DIRECTIVE: Leaving out the pictures, transcribe all of the records faithfully.

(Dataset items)
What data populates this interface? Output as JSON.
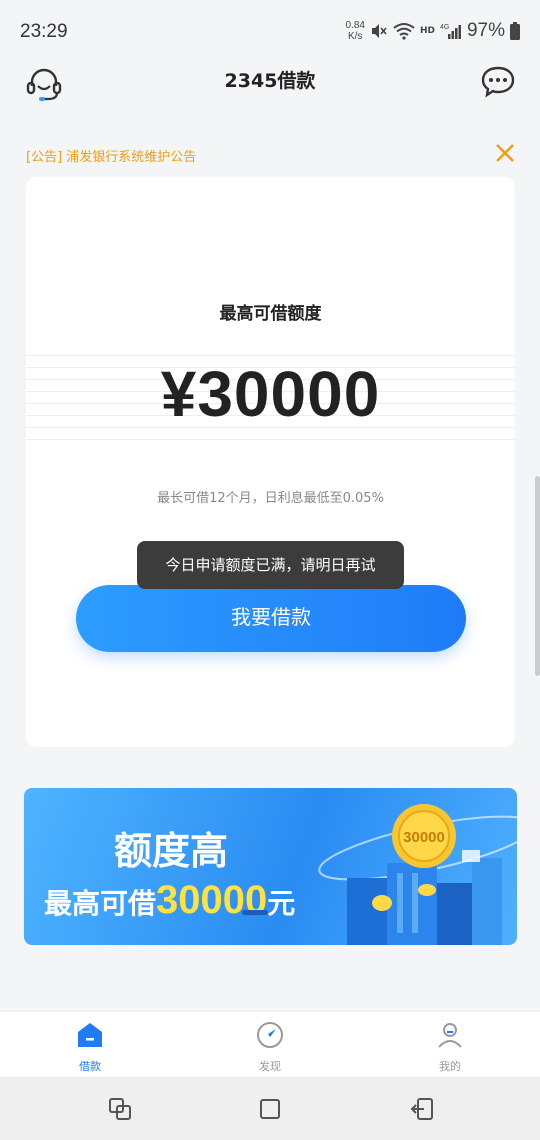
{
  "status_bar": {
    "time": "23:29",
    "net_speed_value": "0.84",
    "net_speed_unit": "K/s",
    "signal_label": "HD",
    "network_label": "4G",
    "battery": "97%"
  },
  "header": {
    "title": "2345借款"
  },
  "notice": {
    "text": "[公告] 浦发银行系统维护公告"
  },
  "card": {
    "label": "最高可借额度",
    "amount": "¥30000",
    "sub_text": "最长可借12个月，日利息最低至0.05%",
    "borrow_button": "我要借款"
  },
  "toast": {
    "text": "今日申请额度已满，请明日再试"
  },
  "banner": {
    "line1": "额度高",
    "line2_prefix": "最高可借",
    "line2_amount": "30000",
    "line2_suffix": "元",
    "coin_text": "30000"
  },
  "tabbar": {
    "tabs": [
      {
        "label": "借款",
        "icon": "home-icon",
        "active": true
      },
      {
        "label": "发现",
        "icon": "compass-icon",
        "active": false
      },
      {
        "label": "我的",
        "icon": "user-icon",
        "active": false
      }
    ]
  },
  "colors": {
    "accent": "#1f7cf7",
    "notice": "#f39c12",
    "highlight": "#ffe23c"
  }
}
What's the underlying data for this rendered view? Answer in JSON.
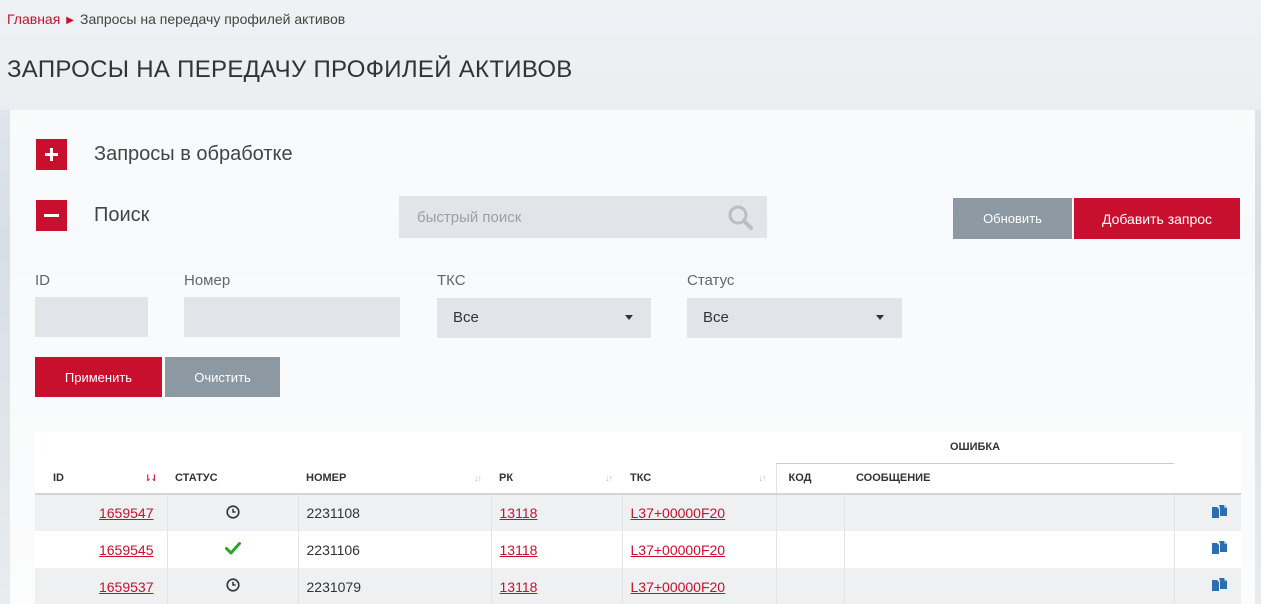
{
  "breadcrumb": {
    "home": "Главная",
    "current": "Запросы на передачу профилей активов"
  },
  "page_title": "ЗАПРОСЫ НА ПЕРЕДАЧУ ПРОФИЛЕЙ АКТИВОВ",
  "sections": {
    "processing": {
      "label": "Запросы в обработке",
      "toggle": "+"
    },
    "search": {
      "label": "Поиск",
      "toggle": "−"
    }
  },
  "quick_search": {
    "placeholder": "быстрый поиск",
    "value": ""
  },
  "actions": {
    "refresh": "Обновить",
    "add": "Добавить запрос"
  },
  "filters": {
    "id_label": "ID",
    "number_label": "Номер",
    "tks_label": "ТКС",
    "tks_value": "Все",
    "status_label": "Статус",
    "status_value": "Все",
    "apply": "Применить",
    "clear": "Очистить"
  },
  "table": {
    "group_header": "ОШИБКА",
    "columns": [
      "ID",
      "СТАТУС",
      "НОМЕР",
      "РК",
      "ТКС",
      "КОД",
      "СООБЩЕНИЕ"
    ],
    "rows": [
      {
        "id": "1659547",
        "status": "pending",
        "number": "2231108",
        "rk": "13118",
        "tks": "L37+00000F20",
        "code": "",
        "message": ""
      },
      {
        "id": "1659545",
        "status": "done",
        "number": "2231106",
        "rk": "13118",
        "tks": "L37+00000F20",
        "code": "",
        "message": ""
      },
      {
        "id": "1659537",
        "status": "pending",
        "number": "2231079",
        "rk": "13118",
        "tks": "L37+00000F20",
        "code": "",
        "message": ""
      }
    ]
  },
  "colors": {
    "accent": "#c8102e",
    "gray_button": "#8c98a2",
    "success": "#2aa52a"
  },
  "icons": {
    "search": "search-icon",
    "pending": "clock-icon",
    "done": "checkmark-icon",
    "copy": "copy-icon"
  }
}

FULL OUTPUT:
What data populates this interface? Output as JSON.
{
  "status_bar": {
    "time": "23:29",
    "net_speed_value": "0.84",
    "net_speed_unit": "K/s",
    "signal_label": "HD",
    "network_label": "4G",
    "battery": "97%"
  },
  "header": {
    "title": "2345借款"
  },
  "notice": {
    "text": "[公告] 浦发银行系统维护公告"
  },
  "card": {
    "label": "最高可借额度",
    "amount": "¥30000",
    "sub_text": "最长可借12个月，日利息最低至0.05%",
    "borrow_button": "我要借款"
  },
  "toast": {
    "text": "今日申请额度已满，请明日再试"
  },
  "banner": {
    "line1": "额度高",
    "line2_prefix": "最高可借",
    "line2_amount": "30000",
    "line2_suffix": "元",
    "coin_text": "30000"
  },
  "tabbar": {
    "tabs": [
      {
        "label": "借款",
        "icon": "home-icon",
        "active": true
      },
      {
        "label": "发现",
        "icon": "compass-icon",
        "active": false
      },
      {
        "label": "我的",
        "icon": "user-icon",
        "active": false
      }
    ]
  },
  "colors": {
    "accent": "#1f7cf7",
    "notice": "#f39c12",
    "highlight": "#ffe23c"
  }
}
What's the underlying data for this rendered view? Answer in JSON.
{
  "breadcrumb": {
    "home": "Главная",
    "current": "Запросы на передачу профилей активов"
  },
  "page_title": "ЗАПРОСЫ НА ПЕРЕДАЧУ ПРОФИЛЕЙ АКТИВОВ",
  "sections": {
    "processing": {
      "label": "Запросы в обработке",
      "toggle": "+"
    },
    "search": {
      "label": "Поиск",
      "toggle": "−"
    }
  },
  "quick_search": {
    "placeholder": "быстрый поиск",
    "value": ""
  },
  "actions": {
    "refresh": "Обновить",
    "add": "Добавить запрос"
  },
  "filters": {
    "id_label": "ID",
    "number_label": "Номер",
    "tks_label": "ТКС",
    "tks_value": "Все",
    "status_label": "Статус",
    "status_value": "Все",
    "apply": "Применить",
    "clear": "Очистить"
  },
  "table": {
    "group_header": "ОШИБКА",
    "columns": [
      "ID",
      "СТАТУС",
      "НОМЕР",
      "РК",
      "ТКС",
      "КОД",
      "СООБЩЕНИЕ"
    ],
    "rows": [
      {
        "id": "1659547",
        "status": "pending",
        "number": "2231108",
        "rk": "13118",
        "tks": "L37+00000F20",
        "code": "",
        "message": ""
      },
      {
        "id": "1659545",
        "status": "done",
        "number": "2231106",
        "rk": "13118",
        "tks": "L37+00000F20",
        "code": "",
        "message": ""
      },
      {
        "id": "1659537",
        "status": "pending",
        "number": "2231079",
        "rk": "13118",
        "tks": "L37+00000F20",
        "code": "",
        "message": ""
      }
    ]
  },
  "colors": {
    "accent": "#c8102e",
    "gray_button": "#8c98a2",
    "success": "#2aa52a"
  },
  "icons": {
    "search": "search-icon",
    "pending": "clock-icon",
    "done": "checkmark-icon",
    "copy": "copy-icon"
  }
}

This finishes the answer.